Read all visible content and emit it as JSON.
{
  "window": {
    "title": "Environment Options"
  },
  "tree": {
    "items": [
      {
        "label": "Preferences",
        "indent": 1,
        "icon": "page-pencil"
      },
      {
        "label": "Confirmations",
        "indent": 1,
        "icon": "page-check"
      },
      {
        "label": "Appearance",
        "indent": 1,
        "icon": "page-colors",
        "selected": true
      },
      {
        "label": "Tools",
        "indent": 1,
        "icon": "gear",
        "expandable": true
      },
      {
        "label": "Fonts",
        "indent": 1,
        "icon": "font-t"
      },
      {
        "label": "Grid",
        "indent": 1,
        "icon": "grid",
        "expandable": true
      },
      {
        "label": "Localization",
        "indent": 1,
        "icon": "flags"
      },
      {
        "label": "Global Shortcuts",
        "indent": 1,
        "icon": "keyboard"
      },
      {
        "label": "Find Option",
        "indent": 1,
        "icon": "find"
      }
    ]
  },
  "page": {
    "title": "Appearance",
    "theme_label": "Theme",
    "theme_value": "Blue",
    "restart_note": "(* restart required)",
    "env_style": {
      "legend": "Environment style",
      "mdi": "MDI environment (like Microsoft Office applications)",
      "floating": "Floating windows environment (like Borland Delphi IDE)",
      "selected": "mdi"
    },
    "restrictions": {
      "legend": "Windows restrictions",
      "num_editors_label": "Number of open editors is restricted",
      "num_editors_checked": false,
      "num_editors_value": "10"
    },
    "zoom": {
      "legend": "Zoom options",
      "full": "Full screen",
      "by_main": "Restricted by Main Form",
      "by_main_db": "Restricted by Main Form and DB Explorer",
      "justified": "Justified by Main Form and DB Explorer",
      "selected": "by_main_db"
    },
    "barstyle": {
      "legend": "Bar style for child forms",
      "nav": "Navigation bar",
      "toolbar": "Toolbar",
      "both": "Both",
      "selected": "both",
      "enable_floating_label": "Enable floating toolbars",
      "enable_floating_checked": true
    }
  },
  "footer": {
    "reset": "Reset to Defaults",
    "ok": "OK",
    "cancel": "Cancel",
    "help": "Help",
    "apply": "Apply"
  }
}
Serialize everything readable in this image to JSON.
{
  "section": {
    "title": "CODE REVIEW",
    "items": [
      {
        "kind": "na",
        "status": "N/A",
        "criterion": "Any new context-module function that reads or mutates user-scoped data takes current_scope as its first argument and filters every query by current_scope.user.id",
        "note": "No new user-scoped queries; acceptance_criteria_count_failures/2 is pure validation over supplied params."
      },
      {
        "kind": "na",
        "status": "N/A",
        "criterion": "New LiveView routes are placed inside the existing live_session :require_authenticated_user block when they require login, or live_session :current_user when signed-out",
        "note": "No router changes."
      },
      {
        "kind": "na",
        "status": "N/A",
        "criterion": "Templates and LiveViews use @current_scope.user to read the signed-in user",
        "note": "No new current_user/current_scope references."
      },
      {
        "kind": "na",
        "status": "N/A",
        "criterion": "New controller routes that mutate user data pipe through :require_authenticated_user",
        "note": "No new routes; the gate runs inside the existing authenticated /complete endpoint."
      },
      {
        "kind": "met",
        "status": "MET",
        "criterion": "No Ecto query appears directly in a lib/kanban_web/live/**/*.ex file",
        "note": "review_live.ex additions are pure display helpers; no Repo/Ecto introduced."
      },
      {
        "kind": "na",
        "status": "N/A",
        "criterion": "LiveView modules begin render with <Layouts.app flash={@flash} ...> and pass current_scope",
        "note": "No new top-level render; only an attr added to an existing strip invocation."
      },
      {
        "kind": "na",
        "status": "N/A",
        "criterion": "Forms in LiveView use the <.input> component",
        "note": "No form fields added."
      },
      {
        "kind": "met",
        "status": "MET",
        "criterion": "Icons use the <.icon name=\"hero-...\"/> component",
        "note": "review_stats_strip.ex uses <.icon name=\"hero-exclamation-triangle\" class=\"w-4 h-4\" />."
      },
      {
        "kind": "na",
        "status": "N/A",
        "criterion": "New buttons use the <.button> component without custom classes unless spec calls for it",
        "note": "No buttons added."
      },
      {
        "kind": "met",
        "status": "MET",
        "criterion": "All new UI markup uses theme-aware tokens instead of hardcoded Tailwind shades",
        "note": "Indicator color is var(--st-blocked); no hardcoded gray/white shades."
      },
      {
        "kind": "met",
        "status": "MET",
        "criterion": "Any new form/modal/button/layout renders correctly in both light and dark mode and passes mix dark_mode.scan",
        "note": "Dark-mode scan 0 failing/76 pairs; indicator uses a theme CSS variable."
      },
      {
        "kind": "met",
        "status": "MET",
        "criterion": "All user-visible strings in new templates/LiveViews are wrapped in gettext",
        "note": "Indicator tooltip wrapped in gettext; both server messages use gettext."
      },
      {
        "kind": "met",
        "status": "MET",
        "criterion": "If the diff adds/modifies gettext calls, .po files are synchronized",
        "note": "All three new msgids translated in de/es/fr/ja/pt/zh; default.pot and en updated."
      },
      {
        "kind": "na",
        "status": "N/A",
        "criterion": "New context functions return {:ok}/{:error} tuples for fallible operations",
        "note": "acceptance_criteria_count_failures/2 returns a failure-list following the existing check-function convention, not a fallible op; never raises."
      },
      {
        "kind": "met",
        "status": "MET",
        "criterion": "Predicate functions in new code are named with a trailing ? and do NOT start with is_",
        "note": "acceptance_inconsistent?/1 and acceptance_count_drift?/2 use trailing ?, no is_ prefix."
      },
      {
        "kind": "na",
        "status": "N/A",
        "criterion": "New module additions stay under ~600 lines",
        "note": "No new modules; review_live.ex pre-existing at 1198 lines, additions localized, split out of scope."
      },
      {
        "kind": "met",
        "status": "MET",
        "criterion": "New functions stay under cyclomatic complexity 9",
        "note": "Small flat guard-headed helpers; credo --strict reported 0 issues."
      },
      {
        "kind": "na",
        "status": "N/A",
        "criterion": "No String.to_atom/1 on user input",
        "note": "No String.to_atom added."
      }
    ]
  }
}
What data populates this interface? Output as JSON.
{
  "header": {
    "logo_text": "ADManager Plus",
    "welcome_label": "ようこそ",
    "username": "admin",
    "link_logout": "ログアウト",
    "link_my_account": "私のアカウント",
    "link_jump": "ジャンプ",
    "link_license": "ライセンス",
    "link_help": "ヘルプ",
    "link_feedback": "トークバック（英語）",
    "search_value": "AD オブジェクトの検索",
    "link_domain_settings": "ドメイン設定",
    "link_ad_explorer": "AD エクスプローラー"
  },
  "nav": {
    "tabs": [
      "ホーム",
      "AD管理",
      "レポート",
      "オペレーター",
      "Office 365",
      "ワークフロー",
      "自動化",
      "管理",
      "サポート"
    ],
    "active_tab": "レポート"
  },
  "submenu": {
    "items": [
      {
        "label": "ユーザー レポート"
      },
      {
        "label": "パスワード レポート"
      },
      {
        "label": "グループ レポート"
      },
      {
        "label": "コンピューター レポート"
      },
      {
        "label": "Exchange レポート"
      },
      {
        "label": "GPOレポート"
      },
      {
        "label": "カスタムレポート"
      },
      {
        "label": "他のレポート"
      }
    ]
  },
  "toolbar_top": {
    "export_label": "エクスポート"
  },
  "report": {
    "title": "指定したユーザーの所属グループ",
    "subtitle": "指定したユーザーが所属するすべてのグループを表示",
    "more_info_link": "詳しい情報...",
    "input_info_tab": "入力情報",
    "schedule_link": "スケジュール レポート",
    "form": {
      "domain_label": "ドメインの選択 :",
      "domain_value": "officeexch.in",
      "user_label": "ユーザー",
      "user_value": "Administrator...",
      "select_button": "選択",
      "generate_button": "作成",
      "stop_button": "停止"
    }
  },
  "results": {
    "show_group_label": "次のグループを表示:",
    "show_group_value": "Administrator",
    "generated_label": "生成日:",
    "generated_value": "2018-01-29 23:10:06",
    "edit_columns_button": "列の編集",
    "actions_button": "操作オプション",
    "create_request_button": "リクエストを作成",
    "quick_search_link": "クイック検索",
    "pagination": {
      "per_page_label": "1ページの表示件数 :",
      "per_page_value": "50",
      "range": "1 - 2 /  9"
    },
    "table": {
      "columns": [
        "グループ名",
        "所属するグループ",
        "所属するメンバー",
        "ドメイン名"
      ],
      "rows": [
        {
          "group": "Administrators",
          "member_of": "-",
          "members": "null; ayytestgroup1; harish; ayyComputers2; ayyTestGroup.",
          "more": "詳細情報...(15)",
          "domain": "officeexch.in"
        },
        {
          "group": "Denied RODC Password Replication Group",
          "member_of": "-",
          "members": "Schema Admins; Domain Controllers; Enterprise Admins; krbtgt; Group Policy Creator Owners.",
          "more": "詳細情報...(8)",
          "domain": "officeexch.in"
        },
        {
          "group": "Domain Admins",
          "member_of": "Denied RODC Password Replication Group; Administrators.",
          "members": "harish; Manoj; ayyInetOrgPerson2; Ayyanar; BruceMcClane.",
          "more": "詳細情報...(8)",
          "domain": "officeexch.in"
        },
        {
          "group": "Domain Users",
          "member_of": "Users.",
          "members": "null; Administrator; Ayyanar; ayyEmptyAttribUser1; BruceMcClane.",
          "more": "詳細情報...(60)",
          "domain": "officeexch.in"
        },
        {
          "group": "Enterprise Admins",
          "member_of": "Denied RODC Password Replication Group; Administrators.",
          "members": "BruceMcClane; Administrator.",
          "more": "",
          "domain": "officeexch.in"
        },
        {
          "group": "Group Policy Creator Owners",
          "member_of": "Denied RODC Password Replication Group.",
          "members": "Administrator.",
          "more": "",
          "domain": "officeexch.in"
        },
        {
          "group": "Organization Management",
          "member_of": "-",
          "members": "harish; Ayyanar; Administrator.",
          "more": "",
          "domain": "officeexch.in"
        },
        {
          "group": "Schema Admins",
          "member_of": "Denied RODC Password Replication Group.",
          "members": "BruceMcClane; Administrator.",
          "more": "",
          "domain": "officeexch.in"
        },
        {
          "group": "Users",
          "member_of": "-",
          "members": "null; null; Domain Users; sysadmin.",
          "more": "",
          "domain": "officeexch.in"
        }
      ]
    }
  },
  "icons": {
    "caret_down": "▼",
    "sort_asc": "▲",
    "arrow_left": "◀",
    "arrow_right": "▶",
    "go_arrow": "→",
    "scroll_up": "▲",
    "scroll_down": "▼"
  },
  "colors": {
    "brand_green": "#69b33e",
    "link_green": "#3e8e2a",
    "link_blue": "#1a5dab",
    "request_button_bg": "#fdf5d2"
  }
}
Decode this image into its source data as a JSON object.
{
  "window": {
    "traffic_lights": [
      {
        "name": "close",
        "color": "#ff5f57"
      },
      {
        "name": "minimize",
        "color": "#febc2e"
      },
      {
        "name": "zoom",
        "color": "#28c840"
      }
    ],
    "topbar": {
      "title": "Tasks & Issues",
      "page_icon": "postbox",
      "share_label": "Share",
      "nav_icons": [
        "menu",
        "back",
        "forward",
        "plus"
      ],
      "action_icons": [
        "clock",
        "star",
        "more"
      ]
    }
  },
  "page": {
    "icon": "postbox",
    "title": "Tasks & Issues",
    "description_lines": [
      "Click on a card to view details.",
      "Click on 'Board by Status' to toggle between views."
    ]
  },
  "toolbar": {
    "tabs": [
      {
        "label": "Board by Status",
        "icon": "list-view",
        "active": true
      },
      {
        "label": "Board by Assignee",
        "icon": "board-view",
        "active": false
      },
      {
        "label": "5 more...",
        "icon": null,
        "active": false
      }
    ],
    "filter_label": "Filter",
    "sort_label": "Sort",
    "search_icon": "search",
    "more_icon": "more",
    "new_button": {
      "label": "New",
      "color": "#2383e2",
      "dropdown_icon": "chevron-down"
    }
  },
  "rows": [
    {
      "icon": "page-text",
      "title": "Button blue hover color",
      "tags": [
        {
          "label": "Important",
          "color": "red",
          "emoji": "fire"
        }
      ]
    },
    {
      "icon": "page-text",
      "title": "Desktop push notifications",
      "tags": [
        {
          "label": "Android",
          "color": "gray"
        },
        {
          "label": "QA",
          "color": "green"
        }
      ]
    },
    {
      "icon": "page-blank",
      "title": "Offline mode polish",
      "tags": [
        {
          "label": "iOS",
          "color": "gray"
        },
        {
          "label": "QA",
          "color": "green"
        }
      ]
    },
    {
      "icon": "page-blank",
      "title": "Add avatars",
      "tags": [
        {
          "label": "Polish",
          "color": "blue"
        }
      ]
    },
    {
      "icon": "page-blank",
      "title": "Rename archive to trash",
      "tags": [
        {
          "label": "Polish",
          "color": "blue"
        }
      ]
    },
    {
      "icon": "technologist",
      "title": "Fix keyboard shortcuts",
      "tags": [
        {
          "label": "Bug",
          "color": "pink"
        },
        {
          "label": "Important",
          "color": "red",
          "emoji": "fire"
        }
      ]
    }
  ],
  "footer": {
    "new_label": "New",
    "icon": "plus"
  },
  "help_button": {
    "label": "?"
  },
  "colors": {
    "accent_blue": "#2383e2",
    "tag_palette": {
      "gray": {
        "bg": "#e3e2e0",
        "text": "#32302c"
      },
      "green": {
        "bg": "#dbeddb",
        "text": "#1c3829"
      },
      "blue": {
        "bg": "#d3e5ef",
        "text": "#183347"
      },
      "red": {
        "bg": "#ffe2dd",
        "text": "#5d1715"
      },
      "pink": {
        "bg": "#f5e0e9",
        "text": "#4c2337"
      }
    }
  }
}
+ + + +
Your instructions
State the count of lines above containing the string "wrapped", and add nothing to it.

Expected answer
2